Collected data
════
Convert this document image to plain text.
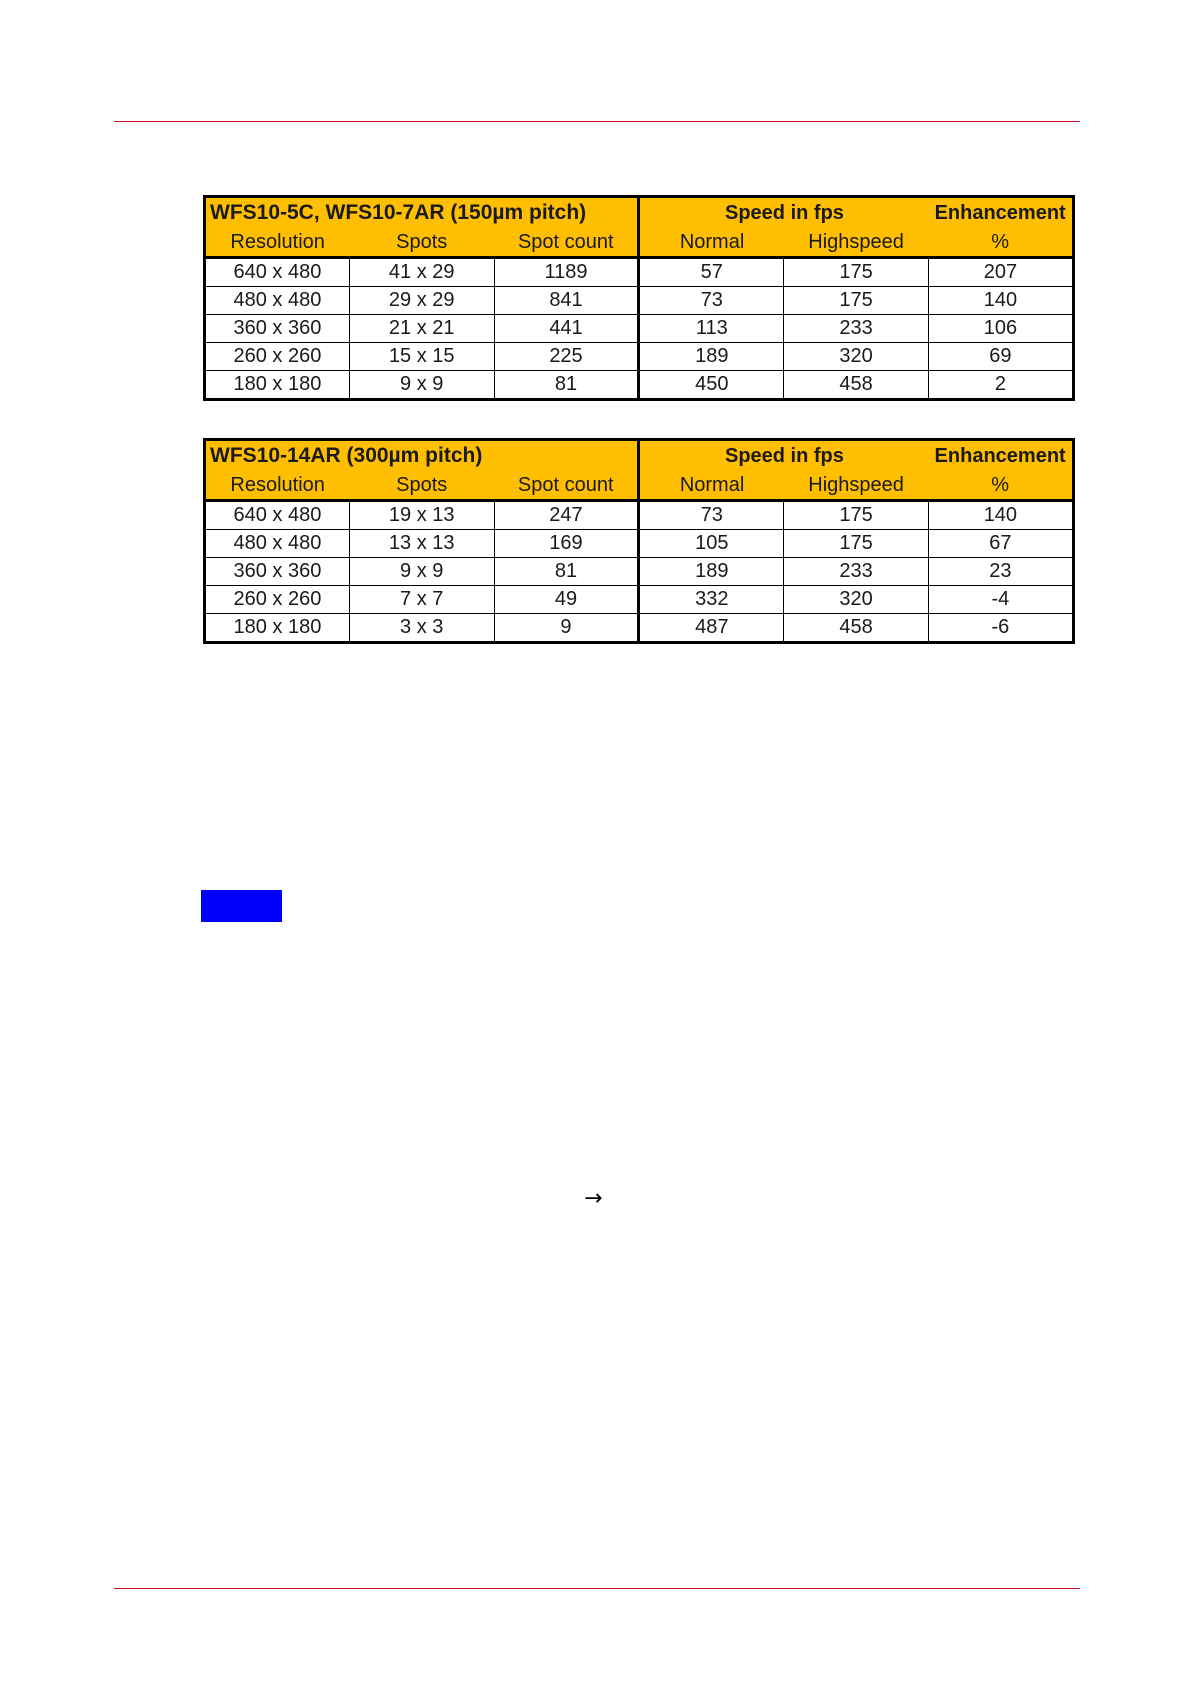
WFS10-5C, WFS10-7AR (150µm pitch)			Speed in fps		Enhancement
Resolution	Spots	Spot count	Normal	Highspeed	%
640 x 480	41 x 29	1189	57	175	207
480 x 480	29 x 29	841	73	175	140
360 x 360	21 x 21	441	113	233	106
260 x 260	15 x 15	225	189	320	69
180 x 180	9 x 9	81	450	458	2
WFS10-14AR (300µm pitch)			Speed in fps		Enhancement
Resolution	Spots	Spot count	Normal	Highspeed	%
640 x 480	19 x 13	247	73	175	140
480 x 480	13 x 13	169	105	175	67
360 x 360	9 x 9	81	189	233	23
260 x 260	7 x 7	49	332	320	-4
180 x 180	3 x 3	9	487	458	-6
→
════
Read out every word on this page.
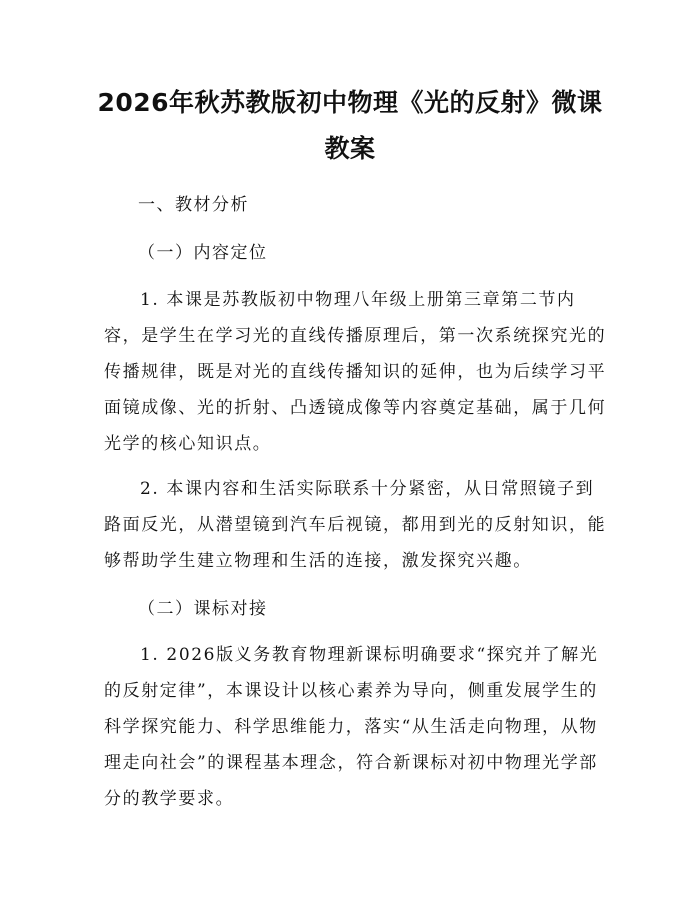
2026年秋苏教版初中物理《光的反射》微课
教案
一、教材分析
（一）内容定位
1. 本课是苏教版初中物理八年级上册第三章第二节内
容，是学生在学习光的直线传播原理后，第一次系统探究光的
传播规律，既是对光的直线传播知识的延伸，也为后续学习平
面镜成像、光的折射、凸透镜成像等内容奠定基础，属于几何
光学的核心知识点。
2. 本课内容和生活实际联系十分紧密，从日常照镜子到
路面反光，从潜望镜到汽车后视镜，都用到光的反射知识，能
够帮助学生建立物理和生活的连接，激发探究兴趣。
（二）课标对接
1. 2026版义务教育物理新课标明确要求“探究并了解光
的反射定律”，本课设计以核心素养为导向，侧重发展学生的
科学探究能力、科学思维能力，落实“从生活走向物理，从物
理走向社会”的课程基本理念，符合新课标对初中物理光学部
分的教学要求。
════
What to produce
Lines holding the word "Enhancement" in the entries above are the ones to pull out. Copy them all.

In response
WFS10-5C, WFS10-7AR (150µm pitch)			Speed in fps		Enhancement
WFS10-14AR (300µm pitch)			Speed in fps		Enhancement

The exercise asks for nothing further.